Work to complete
Find every line in the records below that holds the word "this" and copy it.

Extracted data entries:
--*--

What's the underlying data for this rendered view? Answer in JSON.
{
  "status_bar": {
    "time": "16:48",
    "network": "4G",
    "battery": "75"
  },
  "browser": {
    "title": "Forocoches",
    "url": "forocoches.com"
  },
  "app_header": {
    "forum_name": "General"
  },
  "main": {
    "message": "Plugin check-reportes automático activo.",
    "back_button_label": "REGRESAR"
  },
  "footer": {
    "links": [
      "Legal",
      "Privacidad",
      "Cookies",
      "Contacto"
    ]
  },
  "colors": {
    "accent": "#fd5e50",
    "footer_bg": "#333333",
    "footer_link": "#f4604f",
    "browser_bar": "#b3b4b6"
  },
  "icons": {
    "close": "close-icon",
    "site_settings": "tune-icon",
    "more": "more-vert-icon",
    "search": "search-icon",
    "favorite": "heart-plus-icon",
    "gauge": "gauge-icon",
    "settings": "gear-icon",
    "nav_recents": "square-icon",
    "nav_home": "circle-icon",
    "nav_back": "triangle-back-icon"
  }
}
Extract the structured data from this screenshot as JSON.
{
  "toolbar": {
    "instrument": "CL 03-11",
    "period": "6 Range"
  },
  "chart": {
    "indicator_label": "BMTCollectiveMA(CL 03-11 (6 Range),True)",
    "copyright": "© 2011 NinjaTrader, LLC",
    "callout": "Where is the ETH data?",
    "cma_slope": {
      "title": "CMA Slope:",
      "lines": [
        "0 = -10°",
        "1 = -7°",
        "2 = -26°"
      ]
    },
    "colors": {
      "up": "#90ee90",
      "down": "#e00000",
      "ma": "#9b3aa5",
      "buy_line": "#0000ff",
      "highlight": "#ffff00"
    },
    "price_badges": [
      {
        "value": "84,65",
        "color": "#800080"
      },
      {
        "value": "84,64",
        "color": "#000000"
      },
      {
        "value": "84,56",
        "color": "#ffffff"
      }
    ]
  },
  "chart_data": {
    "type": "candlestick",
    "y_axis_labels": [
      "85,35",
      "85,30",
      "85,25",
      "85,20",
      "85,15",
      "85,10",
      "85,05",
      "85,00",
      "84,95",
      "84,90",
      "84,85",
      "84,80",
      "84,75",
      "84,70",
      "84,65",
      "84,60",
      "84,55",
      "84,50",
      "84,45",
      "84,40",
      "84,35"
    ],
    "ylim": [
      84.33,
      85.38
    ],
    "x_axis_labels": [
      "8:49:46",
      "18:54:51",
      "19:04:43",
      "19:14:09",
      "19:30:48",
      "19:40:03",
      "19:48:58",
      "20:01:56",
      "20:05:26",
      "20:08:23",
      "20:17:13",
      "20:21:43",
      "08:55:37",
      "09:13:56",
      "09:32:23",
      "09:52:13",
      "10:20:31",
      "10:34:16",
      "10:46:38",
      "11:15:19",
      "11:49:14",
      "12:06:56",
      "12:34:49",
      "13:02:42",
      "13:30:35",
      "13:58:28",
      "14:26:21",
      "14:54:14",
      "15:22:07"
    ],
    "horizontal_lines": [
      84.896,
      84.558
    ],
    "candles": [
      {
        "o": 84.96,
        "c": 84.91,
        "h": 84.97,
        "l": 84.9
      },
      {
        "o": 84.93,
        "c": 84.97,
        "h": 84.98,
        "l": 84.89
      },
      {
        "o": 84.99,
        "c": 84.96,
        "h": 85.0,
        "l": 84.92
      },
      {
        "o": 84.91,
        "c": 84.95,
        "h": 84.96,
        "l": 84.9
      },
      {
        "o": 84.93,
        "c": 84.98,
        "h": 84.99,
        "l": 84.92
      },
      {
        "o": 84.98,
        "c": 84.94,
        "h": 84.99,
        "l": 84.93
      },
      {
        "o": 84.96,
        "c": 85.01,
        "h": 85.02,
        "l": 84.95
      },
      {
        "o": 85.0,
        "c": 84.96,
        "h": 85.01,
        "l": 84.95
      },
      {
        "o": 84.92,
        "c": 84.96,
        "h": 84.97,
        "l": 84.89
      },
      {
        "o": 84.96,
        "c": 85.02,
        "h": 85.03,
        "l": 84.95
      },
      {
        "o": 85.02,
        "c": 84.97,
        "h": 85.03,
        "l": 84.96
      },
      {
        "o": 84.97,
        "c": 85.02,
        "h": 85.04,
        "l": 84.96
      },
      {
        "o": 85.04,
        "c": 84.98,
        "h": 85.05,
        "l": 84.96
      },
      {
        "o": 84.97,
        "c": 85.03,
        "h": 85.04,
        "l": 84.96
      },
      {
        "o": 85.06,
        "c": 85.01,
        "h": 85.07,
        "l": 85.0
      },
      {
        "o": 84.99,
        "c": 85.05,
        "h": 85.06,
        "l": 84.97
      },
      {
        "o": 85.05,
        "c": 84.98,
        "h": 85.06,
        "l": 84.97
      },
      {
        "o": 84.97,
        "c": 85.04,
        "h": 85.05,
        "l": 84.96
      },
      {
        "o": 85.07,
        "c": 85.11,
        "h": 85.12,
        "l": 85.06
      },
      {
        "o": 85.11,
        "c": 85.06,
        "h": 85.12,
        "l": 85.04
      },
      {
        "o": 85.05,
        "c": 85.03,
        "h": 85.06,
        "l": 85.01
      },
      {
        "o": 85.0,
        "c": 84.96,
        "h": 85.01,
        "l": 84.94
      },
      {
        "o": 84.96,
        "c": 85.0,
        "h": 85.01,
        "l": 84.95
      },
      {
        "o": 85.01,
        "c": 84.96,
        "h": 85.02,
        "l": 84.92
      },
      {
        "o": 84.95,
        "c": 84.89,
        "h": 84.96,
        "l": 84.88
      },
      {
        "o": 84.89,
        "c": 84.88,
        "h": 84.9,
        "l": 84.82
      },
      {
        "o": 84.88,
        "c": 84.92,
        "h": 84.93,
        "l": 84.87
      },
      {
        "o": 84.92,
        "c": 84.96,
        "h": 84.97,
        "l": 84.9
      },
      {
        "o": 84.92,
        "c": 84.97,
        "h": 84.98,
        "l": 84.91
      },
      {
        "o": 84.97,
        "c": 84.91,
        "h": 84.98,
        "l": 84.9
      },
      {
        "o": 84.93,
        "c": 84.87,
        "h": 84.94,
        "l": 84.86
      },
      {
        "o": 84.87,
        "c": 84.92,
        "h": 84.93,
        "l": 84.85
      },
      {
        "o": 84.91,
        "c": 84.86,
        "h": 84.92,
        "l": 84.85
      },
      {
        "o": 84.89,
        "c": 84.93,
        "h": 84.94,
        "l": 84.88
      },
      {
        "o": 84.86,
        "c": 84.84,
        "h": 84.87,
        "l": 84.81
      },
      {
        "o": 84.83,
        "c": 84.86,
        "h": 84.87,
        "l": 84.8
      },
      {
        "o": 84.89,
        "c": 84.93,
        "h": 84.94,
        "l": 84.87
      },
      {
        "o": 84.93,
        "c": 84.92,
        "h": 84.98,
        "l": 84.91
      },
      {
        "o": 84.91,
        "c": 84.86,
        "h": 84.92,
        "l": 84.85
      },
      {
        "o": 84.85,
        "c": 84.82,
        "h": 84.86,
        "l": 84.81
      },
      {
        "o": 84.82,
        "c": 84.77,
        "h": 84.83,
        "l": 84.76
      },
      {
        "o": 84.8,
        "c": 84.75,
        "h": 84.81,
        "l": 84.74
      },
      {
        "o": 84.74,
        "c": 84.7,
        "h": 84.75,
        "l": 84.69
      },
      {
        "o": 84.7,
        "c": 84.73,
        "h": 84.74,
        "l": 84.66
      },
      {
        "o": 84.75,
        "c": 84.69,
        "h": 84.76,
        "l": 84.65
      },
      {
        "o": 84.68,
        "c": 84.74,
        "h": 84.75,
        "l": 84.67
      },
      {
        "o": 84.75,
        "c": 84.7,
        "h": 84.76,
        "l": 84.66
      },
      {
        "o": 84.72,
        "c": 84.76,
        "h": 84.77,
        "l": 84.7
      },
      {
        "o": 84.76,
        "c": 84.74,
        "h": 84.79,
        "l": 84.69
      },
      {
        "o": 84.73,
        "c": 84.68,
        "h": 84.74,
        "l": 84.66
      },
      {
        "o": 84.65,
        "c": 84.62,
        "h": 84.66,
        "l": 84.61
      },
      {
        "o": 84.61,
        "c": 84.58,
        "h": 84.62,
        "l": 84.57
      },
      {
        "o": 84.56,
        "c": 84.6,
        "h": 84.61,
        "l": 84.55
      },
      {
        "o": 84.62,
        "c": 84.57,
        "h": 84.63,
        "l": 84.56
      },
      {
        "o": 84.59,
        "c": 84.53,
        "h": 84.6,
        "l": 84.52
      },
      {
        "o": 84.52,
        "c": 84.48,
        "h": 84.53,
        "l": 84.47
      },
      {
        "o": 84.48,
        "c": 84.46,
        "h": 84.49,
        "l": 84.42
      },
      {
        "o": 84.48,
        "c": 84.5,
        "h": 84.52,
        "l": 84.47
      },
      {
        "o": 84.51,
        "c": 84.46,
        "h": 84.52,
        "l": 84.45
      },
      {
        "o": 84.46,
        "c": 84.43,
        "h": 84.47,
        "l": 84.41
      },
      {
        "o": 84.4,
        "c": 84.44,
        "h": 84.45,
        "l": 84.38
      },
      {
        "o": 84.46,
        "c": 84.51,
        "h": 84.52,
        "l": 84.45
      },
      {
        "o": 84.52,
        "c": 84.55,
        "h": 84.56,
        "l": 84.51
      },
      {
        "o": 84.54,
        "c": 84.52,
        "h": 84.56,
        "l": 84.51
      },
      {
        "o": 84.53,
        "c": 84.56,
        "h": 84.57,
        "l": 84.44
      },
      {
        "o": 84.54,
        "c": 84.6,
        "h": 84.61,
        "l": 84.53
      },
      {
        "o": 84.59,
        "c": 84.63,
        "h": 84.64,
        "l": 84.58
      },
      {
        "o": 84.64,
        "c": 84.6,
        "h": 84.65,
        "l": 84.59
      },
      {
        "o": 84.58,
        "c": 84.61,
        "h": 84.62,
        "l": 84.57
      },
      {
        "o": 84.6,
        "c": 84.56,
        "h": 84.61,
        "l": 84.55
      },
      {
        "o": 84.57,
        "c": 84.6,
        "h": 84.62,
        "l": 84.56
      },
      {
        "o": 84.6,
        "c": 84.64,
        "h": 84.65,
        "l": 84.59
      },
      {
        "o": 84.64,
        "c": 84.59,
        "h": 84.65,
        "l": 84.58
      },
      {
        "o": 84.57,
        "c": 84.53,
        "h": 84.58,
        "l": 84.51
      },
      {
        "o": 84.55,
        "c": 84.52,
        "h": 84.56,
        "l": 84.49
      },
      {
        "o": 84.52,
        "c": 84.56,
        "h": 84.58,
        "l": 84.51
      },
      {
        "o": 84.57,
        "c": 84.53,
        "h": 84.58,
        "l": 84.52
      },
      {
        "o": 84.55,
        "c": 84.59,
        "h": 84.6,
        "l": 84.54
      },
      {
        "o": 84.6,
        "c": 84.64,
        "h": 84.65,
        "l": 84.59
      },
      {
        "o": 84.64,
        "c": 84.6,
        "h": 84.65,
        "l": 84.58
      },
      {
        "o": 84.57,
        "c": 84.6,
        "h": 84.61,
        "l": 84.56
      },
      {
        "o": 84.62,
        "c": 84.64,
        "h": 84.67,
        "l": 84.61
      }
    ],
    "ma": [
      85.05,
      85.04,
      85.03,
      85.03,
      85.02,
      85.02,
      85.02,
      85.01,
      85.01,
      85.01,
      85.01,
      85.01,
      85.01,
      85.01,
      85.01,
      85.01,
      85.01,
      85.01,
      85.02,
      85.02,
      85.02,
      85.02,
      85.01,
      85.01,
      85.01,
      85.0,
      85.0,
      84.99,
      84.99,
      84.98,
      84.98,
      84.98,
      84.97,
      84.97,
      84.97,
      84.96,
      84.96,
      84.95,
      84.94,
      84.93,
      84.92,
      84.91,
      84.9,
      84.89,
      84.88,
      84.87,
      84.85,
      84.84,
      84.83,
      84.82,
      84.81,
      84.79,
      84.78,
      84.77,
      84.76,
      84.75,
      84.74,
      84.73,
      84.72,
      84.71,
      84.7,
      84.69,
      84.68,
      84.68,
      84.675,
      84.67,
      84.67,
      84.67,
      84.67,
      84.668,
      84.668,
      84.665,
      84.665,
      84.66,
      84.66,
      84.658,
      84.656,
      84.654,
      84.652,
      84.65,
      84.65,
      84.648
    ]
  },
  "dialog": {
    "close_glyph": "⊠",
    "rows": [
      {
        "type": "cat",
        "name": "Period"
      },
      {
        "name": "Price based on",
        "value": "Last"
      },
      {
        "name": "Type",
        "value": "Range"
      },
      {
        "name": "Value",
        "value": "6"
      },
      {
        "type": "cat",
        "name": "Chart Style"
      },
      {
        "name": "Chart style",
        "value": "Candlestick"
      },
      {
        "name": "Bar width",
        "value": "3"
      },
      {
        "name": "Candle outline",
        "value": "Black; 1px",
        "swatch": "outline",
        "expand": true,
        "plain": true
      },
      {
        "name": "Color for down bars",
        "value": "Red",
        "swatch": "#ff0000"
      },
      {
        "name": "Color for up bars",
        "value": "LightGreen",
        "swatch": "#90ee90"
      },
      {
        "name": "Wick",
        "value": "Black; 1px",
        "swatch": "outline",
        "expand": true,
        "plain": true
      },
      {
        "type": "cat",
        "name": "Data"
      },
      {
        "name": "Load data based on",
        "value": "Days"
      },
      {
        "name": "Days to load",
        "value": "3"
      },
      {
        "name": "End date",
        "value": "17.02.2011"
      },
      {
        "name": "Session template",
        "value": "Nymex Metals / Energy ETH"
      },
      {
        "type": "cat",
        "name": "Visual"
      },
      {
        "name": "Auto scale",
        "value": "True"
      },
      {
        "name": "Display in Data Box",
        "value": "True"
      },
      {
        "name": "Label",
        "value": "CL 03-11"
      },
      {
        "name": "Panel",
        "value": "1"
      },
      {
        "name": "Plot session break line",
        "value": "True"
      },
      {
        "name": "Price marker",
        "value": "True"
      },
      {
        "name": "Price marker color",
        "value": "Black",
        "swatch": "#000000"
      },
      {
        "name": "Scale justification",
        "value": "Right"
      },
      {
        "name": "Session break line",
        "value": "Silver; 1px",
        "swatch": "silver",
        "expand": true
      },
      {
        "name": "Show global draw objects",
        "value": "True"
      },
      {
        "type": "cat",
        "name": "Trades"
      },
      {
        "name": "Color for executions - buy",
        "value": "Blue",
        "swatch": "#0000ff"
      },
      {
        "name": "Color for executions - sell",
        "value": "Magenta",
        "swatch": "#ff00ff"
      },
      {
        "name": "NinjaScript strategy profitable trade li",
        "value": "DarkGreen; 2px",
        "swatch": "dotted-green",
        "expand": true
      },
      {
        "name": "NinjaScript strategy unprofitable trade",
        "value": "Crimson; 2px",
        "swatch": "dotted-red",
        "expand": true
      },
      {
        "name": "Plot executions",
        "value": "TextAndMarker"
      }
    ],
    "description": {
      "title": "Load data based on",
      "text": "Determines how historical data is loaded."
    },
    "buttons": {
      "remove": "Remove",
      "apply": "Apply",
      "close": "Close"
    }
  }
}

--*--

Exercise result
What's the underlying data for this rendered view? Answer in JSON.
Extract the structured data from this screenshot as JSON.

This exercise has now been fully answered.